▸ **The exercise**
From the entries that follow, gather each line holding the word "лабораторных".

▸ **Provided entries**
%%
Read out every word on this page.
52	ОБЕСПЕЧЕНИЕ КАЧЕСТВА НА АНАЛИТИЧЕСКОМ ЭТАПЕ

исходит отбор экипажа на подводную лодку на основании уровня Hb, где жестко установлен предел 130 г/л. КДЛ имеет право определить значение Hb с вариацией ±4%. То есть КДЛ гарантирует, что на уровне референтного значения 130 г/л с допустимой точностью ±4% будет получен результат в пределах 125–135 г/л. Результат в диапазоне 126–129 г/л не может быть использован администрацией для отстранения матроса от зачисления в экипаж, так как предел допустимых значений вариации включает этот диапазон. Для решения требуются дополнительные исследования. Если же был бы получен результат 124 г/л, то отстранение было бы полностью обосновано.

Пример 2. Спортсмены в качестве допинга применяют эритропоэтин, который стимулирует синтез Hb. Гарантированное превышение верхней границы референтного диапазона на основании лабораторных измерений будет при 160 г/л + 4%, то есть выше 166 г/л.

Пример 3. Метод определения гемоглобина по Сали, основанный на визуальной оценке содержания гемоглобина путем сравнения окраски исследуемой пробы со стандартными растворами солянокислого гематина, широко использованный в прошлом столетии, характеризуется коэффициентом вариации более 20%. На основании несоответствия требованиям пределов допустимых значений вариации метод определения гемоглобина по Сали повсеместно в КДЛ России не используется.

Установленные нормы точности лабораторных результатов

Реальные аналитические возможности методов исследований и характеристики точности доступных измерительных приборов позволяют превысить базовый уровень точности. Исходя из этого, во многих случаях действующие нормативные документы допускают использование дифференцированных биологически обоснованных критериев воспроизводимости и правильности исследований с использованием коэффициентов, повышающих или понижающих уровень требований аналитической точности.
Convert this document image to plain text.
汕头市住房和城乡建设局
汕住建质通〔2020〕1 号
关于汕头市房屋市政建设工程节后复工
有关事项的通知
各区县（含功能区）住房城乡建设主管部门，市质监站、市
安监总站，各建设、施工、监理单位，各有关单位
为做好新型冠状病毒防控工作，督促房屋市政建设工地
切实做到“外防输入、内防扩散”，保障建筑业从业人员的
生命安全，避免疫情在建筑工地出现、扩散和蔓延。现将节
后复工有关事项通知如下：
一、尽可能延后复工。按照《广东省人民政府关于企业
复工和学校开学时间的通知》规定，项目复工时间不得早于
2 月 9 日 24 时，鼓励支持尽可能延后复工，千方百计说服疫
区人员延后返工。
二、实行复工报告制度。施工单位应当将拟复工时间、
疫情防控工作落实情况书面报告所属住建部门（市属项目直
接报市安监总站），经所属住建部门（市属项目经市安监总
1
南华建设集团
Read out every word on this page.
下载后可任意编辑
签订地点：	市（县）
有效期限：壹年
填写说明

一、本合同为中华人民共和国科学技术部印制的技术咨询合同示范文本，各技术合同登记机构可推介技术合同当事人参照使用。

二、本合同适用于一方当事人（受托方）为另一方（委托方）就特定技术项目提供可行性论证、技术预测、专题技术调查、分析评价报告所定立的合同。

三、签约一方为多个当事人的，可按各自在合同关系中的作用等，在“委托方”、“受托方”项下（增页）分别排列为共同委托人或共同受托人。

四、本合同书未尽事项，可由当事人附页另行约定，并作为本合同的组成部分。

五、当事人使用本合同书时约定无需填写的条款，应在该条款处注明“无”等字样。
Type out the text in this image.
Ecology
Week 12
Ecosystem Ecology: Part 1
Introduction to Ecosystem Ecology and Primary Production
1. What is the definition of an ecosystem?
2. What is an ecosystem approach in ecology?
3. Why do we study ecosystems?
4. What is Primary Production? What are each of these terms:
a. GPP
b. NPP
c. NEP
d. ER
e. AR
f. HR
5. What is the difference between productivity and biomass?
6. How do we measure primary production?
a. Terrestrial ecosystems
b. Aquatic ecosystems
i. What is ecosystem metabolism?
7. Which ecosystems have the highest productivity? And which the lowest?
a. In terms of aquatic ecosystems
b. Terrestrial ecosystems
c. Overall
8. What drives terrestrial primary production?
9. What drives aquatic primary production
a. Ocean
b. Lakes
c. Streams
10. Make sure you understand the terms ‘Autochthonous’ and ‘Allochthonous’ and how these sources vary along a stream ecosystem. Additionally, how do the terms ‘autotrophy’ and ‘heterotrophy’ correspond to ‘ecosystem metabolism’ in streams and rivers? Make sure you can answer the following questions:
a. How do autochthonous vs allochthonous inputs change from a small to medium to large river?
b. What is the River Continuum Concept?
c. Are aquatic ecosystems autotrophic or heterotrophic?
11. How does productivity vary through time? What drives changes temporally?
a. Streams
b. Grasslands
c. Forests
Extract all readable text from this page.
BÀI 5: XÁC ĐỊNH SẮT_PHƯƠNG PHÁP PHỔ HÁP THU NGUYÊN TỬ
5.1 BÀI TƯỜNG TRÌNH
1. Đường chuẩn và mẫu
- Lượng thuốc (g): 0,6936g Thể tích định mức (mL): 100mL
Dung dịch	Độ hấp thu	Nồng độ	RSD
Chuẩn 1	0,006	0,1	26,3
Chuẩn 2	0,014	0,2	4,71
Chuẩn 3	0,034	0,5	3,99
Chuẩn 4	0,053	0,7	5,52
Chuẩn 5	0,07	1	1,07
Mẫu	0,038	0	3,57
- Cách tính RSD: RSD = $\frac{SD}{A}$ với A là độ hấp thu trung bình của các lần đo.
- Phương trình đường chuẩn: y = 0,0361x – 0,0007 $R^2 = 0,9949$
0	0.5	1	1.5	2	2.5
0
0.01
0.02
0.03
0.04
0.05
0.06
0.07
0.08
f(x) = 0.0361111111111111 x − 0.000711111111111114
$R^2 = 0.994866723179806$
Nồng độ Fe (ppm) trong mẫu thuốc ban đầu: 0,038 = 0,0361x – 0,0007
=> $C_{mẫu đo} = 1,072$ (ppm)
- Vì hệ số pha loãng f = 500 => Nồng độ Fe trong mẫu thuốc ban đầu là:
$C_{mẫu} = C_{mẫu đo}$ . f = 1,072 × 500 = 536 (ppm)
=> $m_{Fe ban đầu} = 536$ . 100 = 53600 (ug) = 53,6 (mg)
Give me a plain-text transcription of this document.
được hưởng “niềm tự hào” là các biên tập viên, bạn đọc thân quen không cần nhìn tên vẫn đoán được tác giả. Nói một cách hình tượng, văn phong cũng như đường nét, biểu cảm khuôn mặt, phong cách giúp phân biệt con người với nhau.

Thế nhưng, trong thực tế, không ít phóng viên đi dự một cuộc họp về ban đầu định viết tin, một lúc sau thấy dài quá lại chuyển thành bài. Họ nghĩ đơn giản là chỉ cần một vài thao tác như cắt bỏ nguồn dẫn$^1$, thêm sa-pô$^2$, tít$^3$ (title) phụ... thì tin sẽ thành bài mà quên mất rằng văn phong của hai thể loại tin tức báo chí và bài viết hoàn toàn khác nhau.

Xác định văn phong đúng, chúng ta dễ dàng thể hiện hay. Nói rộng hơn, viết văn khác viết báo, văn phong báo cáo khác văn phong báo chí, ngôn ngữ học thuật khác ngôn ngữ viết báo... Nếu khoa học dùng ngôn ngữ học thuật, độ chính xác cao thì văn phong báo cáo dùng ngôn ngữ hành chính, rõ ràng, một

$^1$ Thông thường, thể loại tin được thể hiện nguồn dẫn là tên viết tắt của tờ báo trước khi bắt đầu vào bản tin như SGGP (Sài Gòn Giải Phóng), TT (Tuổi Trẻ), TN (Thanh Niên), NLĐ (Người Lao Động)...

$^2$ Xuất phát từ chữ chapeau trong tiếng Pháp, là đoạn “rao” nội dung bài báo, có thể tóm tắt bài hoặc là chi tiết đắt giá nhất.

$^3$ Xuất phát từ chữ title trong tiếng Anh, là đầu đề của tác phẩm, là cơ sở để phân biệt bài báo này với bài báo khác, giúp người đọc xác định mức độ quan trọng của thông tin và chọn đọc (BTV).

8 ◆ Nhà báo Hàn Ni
%%
▸ **Response to the exercise**
Пример 2. Спортсмены в качестве допинга применяют эритропоэтин, который стимулирует синтез Hb. Гарантированное превышение верхней границы референтного диапазона на основании лабораторных измерений будет при 160 г/л + 4%, то есть выше 166 г/л.
Установленные нормы точности лабораторных результатов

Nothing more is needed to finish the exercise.